**Dataset extract**.
┌────────

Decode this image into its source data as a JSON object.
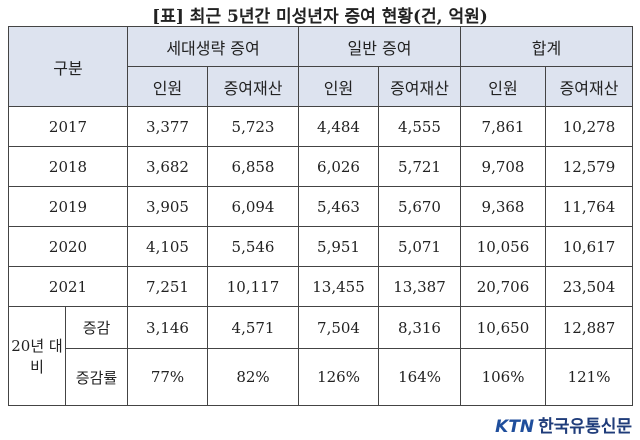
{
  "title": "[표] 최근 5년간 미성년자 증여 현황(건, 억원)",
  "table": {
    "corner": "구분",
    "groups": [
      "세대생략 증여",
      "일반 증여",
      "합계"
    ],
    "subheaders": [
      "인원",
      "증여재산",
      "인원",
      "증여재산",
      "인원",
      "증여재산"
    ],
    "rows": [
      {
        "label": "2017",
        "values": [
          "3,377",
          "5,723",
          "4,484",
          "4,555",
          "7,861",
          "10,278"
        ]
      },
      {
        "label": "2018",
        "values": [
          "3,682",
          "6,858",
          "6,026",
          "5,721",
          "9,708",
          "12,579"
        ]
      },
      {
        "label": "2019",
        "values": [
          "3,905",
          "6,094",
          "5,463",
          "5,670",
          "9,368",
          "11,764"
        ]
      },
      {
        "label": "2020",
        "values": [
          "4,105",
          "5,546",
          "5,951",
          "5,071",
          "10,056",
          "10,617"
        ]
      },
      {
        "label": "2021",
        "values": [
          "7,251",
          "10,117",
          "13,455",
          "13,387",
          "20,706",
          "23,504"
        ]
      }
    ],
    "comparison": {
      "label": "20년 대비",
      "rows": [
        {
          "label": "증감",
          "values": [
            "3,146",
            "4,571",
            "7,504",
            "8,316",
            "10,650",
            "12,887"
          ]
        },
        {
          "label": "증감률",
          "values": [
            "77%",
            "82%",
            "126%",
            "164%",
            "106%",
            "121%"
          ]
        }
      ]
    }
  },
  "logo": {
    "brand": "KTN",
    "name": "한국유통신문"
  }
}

└────────
┌────────

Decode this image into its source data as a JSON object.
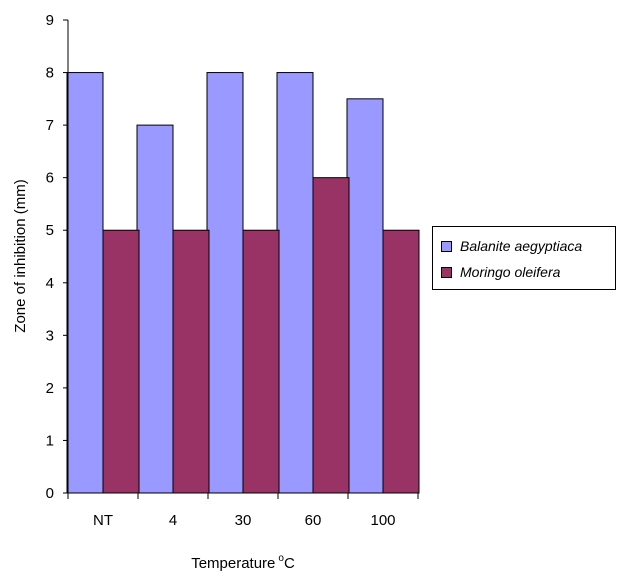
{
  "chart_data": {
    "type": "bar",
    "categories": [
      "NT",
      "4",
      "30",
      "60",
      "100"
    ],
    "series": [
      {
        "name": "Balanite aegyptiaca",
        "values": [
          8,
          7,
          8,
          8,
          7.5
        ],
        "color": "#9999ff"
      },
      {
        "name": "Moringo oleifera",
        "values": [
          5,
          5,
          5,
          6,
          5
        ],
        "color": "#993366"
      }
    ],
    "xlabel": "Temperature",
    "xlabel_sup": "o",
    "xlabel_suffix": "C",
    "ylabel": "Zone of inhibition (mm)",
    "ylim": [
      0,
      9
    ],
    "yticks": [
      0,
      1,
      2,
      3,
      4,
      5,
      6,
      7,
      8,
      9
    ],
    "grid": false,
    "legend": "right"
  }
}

└────────

**Exercise brief**.
Copy out every line in the listing where the word "name" appears.

**Solution below**.
    "name": "한국유통신문"
        "name": "Balanite aegyptiaca",
        "name": "Moringo oleifera",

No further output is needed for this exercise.